§ **YOUR TASK**
Below are some entries; can you quote all of them exactly?

Stored records
════════════════════
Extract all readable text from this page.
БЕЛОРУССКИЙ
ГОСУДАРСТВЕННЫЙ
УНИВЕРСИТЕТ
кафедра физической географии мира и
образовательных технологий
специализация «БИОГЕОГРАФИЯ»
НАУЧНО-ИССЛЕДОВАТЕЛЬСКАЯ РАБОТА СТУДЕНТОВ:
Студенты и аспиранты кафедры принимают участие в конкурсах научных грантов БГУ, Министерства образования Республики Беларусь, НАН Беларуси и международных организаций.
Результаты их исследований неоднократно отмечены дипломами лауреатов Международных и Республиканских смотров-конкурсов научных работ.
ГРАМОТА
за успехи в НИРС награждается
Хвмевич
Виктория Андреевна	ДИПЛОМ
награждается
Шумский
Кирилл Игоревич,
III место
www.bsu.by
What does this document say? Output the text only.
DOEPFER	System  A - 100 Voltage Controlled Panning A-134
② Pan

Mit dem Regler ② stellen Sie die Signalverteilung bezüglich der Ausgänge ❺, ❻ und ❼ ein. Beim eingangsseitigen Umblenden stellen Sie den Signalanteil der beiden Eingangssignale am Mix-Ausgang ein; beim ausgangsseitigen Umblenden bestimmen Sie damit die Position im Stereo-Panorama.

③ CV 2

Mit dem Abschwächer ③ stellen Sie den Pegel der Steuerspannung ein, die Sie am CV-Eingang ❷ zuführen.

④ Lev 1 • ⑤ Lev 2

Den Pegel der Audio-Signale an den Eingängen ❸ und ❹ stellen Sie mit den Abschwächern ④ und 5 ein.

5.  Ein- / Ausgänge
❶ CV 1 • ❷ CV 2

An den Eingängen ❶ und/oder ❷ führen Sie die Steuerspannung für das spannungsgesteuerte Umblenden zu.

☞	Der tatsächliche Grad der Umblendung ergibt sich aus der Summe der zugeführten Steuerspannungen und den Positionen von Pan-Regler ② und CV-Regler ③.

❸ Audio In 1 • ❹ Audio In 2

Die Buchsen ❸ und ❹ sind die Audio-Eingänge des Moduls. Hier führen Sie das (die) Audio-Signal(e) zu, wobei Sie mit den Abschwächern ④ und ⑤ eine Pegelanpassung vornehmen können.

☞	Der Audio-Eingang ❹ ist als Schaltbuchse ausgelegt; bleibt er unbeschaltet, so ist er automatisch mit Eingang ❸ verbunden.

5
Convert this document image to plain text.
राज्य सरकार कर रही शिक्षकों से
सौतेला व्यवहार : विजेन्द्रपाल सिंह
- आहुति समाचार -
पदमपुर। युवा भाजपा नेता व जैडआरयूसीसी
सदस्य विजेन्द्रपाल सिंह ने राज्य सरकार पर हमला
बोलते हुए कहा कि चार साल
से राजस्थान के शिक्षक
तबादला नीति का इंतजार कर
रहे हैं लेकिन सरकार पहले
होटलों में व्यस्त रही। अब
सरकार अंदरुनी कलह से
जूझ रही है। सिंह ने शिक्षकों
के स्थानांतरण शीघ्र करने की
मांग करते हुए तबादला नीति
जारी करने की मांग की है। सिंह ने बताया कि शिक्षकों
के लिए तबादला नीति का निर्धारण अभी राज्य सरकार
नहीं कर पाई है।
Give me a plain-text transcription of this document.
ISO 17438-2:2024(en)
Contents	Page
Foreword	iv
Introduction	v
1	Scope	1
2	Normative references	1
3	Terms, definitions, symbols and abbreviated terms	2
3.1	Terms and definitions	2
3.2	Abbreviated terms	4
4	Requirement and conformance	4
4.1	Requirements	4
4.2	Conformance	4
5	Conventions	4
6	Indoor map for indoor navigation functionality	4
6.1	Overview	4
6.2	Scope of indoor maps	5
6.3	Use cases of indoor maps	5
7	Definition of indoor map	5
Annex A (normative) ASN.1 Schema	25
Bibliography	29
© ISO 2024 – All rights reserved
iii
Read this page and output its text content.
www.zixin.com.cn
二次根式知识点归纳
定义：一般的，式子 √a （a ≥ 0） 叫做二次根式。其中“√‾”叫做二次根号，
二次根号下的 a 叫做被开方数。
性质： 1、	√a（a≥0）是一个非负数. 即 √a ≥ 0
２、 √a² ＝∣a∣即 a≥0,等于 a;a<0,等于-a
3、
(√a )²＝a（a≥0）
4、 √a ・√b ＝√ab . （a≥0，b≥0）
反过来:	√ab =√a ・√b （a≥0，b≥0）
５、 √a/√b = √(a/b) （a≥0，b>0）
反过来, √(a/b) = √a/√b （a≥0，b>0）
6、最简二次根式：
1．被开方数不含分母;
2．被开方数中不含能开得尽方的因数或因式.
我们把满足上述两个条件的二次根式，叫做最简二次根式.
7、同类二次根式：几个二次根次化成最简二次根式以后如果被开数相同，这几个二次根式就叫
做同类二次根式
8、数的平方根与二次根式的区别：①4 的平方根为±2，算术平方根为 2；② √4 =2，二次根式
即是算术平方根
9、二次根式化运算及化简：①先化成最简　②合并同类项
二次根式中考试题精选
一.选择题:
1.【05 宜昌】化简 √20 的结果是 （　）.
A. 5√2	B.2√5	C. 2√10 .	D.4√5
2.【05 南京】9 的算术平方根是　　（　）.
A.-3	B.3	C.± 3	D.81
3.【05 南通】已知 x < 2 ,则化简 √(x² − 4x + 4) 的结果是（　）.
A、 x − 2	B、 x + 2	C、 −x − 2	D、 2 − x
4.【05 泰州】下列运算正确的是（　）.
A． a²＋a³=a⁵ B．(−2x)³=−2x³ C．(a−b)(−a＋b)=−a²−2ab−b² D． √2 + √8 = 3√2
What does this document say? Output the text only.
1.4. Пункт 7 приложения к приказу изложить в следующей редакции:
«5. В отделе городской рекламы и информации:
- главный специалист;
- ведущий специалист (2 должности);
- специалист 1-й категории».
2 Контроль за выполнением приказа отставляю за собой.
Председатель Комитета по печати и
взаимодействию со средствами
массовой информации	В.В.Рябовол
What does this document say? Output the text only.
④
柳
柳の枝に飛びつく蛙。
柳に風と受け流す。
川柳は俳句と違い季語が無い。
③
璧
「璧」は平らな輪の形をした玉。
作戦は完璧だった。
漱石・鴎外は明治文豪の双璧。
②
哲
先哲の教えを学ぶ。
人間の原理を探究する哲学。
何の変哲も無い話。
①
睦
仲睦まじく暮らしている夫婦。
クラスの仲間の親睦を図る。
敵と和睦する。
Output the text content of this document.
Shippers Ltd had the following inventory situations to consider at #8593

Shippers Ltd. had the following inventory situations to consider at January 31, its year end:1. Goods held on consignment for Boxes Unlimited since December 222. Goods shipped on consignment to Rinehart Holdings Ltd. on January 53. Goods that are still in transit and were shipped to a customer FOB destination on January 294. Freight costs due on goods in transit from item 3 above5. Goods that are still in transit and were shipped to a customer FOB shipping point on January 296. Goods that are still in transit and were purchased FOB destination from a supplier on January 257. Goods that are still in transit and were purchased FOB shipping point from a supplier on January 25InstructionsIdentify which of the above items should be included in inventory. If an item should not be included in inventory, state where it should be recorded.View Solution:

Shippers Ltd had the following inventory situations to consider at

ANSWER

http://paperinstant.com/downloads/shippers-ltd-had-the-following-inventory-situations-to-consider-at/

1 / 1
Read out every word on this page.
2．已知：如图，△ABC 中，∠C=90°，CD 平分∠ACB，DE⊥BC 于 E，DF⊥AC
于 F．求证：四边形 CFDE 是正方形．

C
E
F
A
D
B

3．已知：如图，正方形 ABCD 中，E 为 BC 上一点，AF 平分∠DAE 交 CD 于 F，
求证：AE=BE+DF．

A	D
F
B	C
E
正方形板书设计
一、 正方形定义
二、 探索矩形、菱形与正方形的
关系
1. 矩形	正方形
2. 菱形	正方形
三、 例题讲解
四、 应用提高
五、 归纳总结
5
════════════════════
§ **ANSWER FOR THE TASK**
Extract all readable text from this page.
БЕЛОРУССКИЙ
ГОСУДАРСТВЕННЫЙ
УНИВЕРСИТЕТ
кафедра физической географии мира и
образовательных технологий
специализация «БИОГЕОГРАФИЯ»
НАУЧНО-ИССЛЕДОВАТЕЛЬСКАЯ РАБОТА СТУДЕНТОВ:
Студенты и аспиранты кафедры принимают участие в конкурсах научных грантов БГУ, Министерства образования Республики Беларусь, НАН Беларуси и международных организаций.
Результаты их исследований неоднократно отмечены дипломами лауреатов Международных и Республиканских смотров-конкурсов научных работ.
ГРАМОТА
за успехи в НИРС награждается
Хвмевич
Виктория Андреевна	ДИПЛОМ
награждается
Шумский
Кирилл Игоревич,
III место
www.bsu.by
What does this document say? Output the text only.
DOEPFER	System  A - 100 Voltage Controlled Panning A-134
② Pan

Mit dem Regler ② stellen Sie die Signalverteilung bezüglich der Ausgänge ❺, ❻ und ❼ ein. Beim eingangsseitigen Umblenden stellen Sie den Signalanteil der beiden Eingangssignale am Mix-Ausgang ein; beim ausgangsseitigen Umblenden bestimmen Sie damit die Position im Stereo-Panorama.

③ CV 2

Mit dem Abschwächer ③ stellen Sie den Pegel der Steuerspannung ein, die Sie am CV-Eingang ❷ zuführen.

④ Lev 1 • ⑤ Lev 2

Den Pegel der Audio-Signale an den Eingängen ❸ und ❹ stellen Sie mit den Abschwächern ④ und 5 ein.

5.  Ein- / Ausgänge
❶ CV 1 • ❷ CV 2

An den Eingängen ❶ und/oder ❷ führen Sie die Steuerspannung für das spannungsgesteuerte Umblenden zu.

☞	Der tatsächliche Grad der Umblendung ergibt sich aus der Summe der zugeführten Steuerspannungen und den Positionen von Pan-Regler ② und CV-Regler ③.

❸ Audio In 1 • ❹ Audio In 2

Die Buchsen ❸ und ❹ sind die Audio-Eingänge des Moduls. Hier führen Sie das (die) Audio-Signal(e) zu, wobei Sie mit den Abschwächern ④ und ⑤ eine Pegelanpassung vornehmen können.

☞	Der Audio-Eingang ❹ ist als Schaltbuchse ausgelegt; bleibt er unbeschaltet, so ist er automatisch mit Eingang ❸ verbunden.

5
Convert this document image to plain text.
राज्य सरकार कर रही शिक्षकों से
सौतेला व्यवहार : विजेन्द्रपाल सिंह
- आहुति समाचार -
पदमपुर। युवा भाजपा नेता व जैडआरयूसीसी
सदस्य विजेन्द्रपाल सिंह ने राज्य सरकार पर हमला
बोलते हुए कहा कि चार साल
से राजस्थान के शिक्षक
तबादला नीति का इंतजार कर
रहे हैं लेकिन सरकार पहले
होटलों में व्यस्त रही। अब
सरकार अंदरुनी कलह से
जूझ रही है। सिंह ने शिक्षकों
के स्थानांतरण शीघ्र करने की
मांग करते हुए तबादला नीति
जारी करने की मांग की है। सिंह ने बताया कि शिक्षकों
के लिए तबादला नीति का निर्धारण अभी राज्य सरकार
नहीं कर पाई है।
Give me a plain-text transcription of this document.
ISO 17438-2:2024(en)
Contents	Page
Foreword	iv
Introduction	v
1	Scope	1
2	Normative references	1
3	Terms, definitions, symbols and abbreviated terms	2
3.1	Terms and definitions	2
3.2	Abbreviated terms	4
4	Requirement and conformance	4
4.1	Requirements	4
4.2	Conformance	4
5	Conventions	4
6	Indoor map for indoor navigation functionality	4
6.1	Overview	4
6.2	Scope of indoor maps	5
6.3	Use cases of indoor maps	5
7	Definition of indoor map	5
Annex A (normative) ASN.1 Schema	25
Bibliography	29
© ISO 2024 – All rights reserved
iii
Read this page and output its text content.
www.zixin.com.cn
二次根式知识点归纳
定义：一般的，式子 √a （a ≥ 0） 叫做二次根式。其中“√‾”叫做二次根号，
二次根号下的 a 叫做被开方数。
性质： 1、	√a（a≥0）是一个非负数. 即 √a ≥ 0
２、 √a² ＝∣a∣即 a≥0,等于 a;a<0,等于-a
3、
(√a )²＝a（a≥0）
4、 √a ・√b ＝√ab . （a≥0，b≥0）
反过来:	√ab =√a ・√b （a≥0，b≥0）
５、 √a/√b = √(a/b) （a≥0，b>0）
反过来, √(a/b) = √a/√b （a≥0，b>0）
6、最简二次根式：
1．被开方数不含分母;
2．被开方数中不含能开得尽方的因数或因式.
我们把满足上述两个条件的二次根式，叫做最简二次根式.
7、同类二次根式：几个二次根次化成最简二次根式以后如果被开数相同，这几个二次根式就叫
做同类二次根式
8、数的平方根与二次根式的区别：①4 的平方根为±2，算术平方根为 2；② √4 =2，二次根式
即是算术平方根
9、二次根式化运算及化简：①先化成最简　②合并同类项
二次根式中考试题精选
一.选择题:
1.【05 宜昌】化简 √20 的结果是 （　）.
A. 5√2	B.2√5	C. 2√10 .	D.4√5
2.【05 南京】9 的算术平方根是　　（　）.
A.-3	B.3	C.± 3	D.81
3.【05 南通】已知 x < 2 ,则化简 √(x² − 4x + 4) 的结果是（　）.
A、 x − 2	B、 x + 2	C、 −x − 2	D、 2 − x
4.【05 泰州】下列运算正确的是（　）.
A． a²＋a³=a⁵ B．(−2x)³=−2x³ C．(a−b)(−a＋b)=−a²−2ab−b² D． √2 + √8 = 3√2
What does this document say? Output the text only.
1.4. Пункт 7 приложения к приказу изложить в следующей редакции:
«5. В отделе городской рекламы и информации:
- главный специалист;
- ведущий специалист (2 должности);
- специалист 1-й категории».
2 Контроль за выполнением приказа отставляю за собой.
Председатель Комитета по печати и
взаимодействию со средствами
массовой информации	В.В.Рябовол
What does this document say? Output the text only.
④
柳
柳の枝に飛びつく蛙。
柳に風と受け流す。
川柳は俳句と違い季語が無い。
③
璧
「璧」は平らな輪の形をした玉。
作戦は完璧だった。
漱石・鴎外は明治文豪の双璧。
②
哲
先哲の教えを学ぶ。
人間の原理を探究する哲学。
何の変哲も無い話。
①
睦
仲睦まじく暮らしている夫婦。
クラスの仲間の親睦を図る。
敵と和睦する。
Output the text content of this document.
Shippers Ltd had the following inventory situations to consider at #8593

Shippers Ltd. had the following inventory situations to consider at January 31, its year end:1. Goods held on consignment for Boxes Unlimited since December 222. Goods shipped on consignment to Rinehart Holdings Ltd. on January 53. Goods that are still in transit and were shipped to a customer FOB destination on January 294. Freight costs due on goods in transit from item 3 above5. Goods that are still in transit and were shipped to a customer FOB shipping point on January 296. Goods that are still in transit and were purchased FOB destination from a supplier on January 257. Goods that are still in transit and were purchased FOB shipping point from a supplier on January 25InstructionsIdentify which of the above items should be included in inventory. If an item should not be included in inventory, state where it should be recorded.View Solution:

Shippers Ltd had the following inventory situations to consider at

ANSWER

http://paperinstant.com/downloads/shippers-ltd-had-the-following-inventory-situations-to-consider-at/

1 / 1
Read out every word on this page.
2．已知：如图，△ABC 中，∠C=90°，CD 平分∠ACB，DE⊥BC 于 E，DF⊥AC
于 F．求证：四边形 CFDE 是正方形．

C
E
F
A
D
B

3．已知：如图，正方形 ABCD 中，E 为 BC 上一点，AF 平分∠DAE 交 CD 于 F，
求证：AE=BE+DF．

A	D
F
B	C
E
正方形板书设计
一、 正方形定义
二、 探索矩形、菱形与正方形的
关系
1. 矩形	正方形
2. 菱形	正方形
三、 例题讲解
四、 应用提高
五、 归纳总结
5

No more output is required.